Work to be completed: Below are some records. Copy every line in them that holds "Bloqueaste".

Stored data:
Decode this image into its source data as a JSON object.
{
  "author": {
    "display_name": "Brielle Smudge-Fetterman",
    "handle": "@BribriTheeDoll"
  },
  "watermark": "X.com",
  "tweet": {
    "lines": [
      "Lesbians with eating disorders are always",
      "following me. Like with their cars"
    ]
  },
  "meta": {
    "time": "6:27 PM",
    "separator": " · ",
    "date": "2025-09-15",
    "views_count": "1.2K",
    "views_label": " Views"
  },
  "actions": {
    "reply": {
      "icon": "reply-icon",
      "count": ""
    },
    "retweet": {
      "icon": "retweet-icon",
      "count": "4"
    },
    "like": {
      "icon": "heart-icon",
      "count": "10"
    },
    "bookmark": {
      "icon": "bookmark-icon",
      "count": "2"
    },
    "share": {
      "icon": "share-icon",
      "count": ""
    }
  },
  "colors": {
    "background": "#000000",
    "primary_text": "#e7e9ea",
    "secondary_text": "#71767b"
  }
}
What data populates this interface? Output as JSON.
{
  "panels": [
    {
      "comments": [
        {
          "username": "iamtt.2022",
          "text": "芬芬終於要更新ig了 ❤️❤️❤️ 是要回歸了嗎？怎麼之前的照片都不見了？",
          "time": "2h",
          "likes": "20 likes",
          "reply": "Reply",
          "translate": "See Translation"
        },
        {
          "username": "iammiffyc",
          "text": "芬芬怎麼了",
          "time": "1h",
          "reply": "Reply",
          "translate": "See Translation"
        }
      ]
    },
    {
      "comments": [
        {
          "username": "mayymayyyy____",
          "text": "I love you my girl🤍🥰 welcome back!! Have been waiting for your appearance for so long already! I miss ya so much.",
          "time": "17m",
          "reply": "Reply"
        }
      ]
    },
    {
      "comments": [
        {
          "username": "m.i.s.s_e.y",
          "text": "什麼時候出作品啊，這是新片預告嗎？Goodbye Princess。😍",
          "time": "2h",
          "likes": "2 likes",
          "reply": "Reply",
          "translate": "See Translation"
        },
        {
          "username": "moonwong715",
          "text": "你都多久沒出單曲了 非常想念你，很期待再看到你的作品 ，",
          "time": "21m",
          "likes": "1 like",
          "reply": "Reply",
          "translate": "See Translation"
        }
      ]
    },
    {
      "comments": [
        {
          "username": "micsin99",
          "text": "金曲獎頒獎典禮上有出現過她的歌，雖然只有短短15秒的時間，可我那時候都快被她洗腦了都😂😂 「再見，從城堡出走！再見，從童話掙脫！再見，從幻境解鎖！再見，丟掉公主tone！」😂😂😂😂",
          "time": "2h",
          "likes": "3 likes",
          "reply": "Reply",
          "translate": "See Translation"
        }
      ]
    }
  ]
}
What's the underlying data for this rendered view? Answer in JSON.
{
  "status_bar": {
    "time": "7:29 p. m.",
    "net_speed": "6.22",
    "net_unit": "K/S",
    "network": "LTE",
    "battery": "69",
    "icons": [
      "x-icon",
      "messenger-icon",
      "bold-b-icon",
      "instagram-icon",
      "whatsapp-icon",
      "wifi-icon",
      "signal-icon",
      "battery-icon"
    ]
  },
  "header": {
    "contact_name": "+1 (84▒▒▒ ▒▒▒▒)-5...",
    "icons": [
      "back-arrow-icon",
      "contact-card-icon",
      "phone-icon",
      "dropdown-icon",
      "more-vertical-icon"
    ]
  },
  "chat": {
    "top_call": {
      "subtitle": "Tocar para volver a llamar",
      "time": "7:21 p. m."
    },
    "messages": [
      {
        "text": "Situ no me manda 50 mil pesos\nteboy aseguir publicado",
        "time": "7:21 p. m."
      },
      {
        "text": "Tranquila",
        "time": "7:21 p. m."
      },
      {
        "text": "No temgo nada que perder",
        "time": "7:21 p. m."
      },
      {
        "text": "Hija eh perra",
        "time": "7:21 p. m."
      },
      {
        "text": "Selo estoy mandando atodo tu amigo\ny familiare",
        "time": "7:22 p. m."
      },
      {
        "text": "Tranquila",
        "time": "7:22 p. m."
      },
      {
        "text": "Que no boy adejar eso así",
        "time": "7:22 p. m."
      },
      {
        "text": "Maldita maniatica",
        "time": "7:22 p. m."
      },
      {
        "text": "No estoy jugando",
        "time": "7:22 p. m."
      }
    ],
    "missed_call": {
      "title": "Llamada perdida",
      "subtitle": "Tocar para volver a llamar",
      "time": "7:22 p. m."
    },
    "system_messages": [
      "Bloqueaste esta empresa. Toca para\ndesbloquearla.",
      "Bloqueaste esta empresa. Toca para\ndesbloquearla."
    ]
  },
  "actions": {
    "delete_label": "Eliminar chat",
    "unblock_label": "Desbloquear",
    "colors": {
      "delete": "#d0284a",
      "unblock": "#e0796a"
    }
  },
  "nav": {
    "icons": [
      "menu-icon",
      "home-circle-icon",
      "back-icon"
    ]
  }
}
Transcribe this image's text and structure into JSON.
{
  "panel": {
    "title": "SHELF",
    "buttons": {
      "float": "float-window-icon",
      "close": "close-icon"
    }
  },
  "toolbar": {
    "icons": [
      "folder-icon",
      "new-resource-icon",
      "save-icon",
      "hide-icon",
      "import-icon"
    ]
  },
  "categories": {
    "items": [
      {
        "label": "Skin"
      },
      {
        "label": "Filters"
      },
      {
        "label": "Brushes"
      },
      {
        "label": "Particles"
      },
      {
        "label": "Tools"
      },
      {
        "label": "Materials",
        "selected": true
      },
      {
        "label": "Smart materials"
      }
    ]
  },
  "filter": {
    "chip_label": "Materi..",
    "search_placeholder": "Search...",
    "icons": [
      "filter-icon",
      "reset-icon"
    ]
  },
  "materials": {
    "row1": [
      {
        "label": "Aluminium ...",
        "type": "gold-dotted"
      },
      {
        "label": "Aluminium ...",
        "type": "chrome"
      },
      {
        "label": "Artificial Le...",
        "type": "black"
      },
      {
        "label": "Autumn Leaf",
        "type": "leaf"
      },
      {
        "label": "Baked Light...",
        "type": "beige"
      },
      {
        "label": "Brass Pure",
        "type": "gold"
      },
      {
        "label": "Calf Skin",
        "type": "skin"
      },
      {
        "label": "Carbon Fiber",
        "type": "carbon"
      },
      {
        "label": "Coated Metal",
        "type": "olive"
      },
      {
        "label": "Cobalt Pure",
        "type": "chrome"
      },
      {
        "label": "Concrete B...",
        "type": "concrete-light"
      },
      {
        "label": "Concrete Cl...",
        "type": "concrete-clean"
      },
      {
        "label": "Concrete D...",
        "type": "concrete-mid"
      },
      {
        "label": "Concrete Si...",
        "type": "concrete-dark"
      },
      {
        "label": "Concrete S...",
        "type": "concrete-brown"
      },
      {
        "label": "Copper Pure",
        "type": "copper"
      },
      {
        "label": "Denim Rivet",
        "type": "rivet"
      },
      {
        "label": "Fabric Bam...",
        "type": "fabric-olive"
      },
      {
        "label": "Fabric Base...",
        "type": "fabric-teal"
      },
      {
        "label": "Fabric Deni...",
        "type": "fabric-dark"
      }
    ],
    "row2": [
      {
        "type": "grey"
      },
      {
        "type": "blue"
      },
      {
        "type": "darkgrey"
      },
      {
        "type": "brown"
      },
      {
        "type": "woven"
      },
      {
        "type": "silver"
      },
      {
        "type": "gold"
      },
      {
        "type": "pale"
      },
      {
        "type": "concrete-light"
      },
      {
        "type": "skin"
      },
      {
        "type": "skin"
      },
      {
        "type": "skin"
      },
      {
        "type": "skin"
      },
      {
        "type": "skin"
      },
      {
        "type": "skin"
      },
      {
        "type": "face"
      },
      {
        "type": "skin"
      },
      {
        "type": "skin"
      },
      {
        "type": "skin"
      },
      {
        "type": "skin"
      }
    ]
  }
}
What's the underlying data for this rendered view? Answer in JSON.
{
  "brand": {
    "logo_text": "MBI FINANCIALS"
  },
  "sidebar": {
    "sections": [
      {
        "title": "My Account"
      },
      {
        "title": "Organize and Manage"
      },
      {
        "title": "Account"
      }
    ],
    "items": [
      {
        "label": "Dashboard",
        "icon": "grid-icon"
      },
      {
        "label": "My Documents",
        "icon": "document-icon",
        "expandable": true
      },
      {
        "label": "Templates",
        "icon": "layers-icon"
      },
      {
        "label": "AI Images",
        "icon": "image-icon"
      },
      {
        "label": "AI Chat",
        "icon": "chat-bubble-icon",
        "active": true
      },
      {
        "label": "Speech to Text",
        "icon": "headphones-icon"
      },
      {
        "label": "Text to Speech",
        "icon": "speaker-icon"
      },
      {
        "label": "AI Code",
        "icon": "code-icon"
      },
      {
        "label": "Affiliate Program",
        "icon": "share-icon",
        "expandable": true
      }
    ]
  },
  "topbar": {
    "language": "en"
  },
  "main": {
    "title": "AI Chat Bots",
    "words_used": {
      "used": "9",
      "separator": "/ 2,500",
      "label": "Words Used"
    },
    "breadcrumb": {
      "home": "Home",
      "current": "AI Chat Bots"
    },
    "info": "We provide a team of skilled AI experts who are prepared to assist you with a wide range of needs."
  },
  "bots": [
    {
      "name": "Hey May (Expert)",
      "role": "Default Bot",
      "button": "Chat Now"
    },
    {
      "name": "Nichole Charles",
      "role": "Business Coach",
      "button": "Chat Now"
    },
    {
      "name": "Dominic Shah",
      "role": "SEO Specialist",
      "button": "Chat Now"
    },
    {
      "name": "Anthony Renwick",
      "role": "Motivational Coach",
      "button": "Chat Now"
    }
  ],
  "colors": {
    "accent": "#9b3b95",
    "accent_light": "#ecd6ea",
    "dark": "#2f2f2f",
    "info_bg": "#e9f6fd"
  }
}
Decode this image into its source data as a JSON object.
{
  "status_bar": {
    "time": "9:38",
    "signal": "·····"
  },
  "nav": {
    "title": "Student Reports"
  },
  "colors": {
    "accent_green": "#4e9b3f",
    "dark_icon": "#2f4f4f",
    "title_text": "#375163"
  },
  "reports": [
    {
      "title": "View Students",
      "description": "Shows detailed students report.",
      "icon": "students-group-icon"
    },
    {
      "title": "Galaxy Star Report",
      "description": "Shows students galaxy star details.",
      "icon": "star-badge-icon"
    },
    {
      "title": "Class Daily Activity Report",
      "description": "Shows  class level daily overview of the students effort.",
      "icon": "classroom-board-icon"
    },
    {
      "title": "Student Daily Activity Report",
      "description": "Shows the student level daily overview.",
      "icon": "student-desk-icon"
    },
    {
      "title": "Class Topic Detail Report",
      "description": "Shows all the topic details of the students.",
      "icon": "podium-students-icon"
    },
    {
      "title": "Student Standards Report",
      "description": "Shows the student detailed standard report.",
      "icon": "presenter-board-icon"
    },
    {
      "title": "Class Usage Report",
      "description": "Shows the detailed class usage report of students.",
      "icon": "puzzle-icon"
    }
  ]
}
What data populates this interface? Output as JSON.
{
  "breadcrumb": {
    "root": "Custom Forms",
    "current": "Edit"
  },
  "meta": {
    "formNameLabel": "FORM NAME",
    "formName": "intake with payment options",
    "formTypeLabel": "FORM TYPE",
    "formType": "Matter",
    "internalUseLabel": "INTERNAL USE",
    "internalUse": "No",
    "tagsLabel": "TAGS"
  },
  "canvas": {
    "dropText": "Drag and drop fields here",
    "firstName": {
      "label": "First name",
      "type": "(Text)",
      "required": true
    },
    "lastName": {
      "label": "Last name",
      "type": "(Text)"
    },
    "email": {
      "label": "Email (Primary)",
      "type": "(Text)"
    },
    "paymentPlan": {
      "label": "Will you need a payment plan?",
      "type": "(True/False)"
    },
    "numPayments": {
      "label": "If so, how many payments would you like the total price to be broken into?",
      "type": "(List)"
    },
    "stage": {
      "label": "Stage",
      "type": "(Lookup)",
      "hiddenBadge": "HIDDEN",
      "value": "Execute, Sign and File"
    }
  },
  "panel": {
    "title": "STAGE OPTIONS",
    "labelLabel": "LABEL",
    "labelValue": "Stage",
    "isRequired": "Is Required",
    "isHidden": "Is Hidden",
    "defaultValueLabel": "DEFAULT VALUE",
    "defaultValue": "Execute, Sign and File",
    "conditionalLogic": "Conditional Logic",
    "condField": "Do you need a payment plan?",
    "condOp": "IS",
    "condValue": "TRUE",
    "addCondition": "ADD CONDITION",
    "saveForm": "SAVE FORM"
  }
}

Solution to this problem:
      "Bloqueaste esta empresa. Toca para\ndesbloquearla.",
      "Bloqueaste esta empresa. Toca para\ndesbloquearla."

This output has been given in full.